------ DATA EXCERPTS ------

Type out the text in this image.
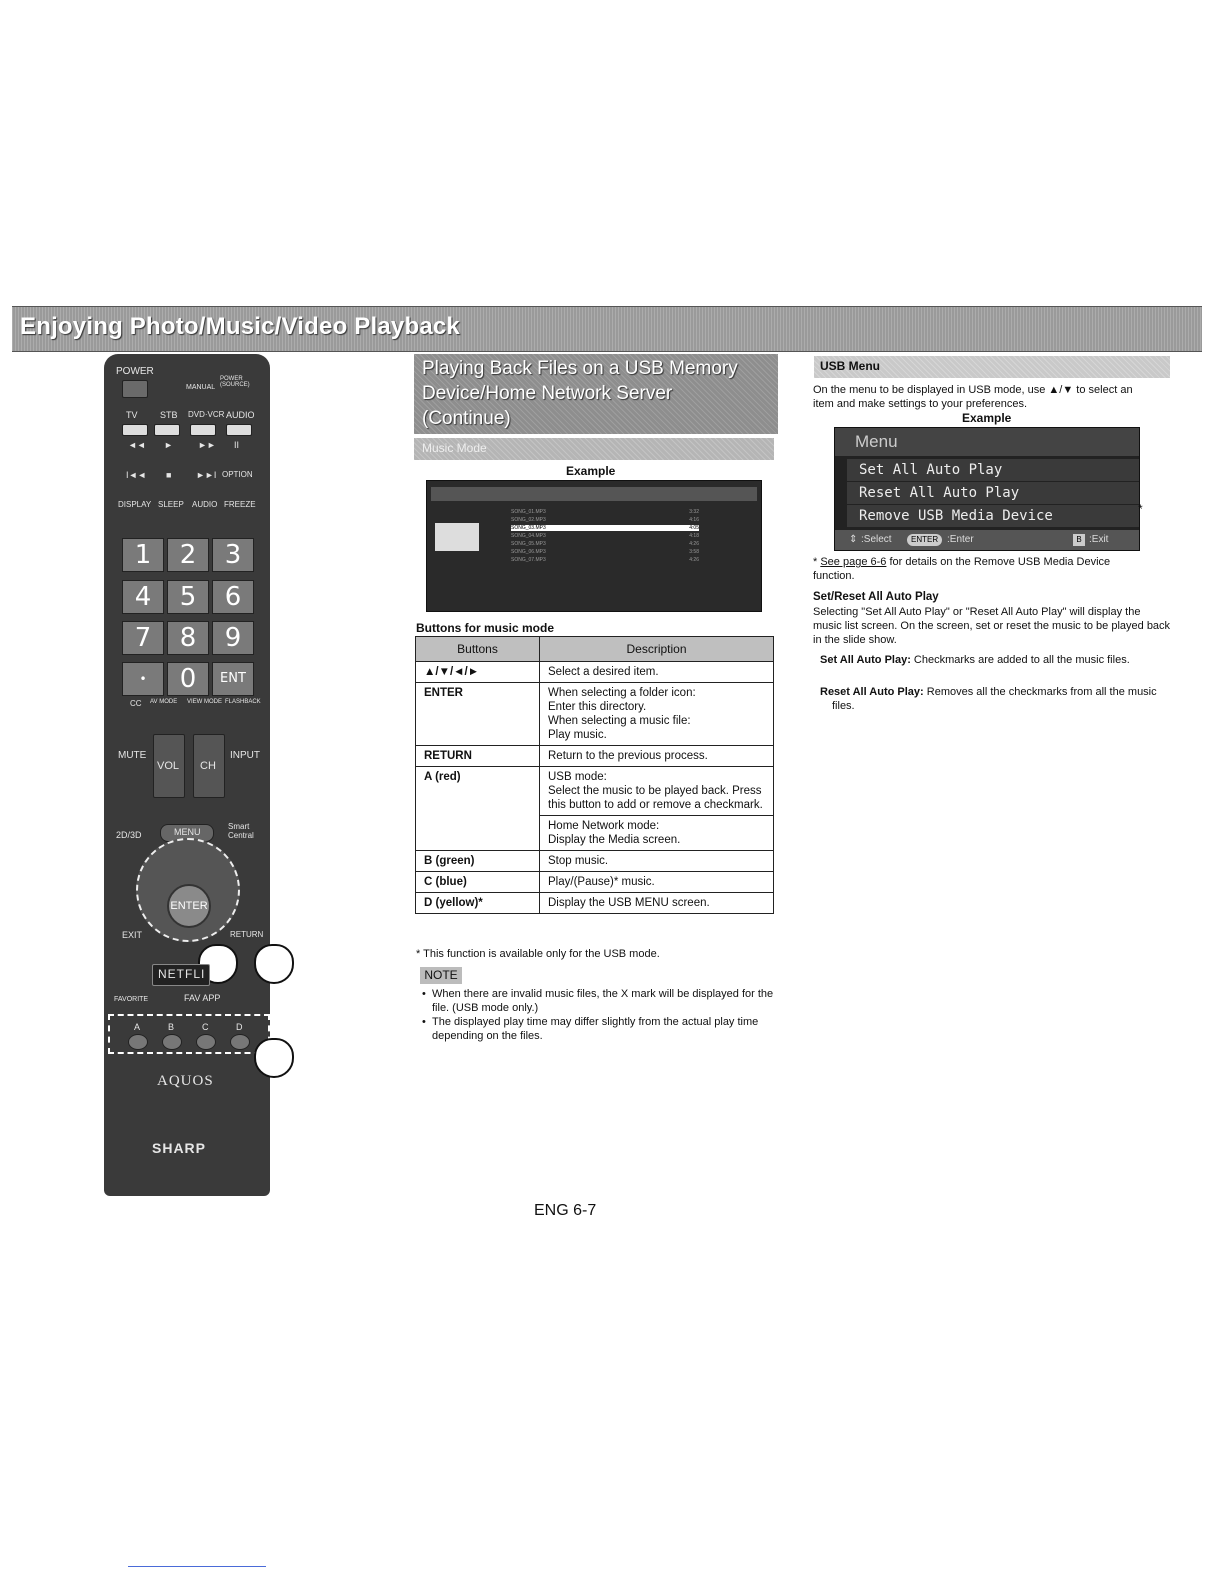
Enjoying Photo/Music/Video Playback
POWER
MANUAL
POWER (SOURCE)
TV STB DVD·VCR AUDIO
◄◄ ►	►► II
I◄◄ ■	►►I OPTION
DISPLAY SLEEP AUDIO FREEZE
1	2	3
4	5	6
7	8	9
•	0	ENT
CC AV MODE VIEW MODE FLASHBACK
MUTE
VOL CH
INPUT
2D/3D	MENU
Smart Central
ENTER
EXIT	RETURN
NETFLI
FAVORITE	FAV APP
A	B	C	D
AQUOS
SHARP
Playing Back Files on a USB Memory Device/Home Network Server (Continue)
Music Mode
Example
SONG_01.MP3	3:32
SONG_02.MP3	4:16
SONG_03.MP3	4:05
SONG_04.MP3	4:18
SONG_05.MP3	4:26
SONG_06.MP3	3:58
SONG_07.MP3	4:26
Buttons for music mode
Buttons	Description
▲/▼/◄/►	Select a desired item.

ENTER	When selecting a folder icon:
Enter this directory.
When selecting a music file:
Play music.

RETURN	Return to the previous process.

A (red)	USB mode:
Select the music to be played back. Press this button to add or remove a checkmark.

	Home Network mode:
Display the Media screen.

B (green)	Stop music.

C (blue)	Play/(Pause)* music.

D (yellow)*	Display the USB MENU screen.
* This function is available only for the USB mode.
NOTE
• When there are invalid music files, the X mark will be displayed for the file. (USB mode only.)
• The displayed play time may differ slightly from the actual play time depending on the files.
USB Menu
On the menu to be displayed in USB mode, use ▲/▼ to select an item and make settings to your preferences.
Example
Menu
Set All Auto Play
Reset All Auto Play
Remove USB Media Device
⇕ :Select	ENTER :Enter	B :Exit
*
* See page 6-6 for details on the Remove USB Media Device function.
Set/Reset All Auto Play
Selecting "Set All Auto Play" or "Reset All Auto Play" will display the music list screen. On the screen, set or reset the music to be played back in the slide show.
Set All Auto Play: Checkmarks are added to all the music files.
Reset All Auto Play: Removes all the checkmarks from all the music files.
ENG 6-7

------

Give nothing but the number of lines containing the string "Auto".

_RESULT:_
6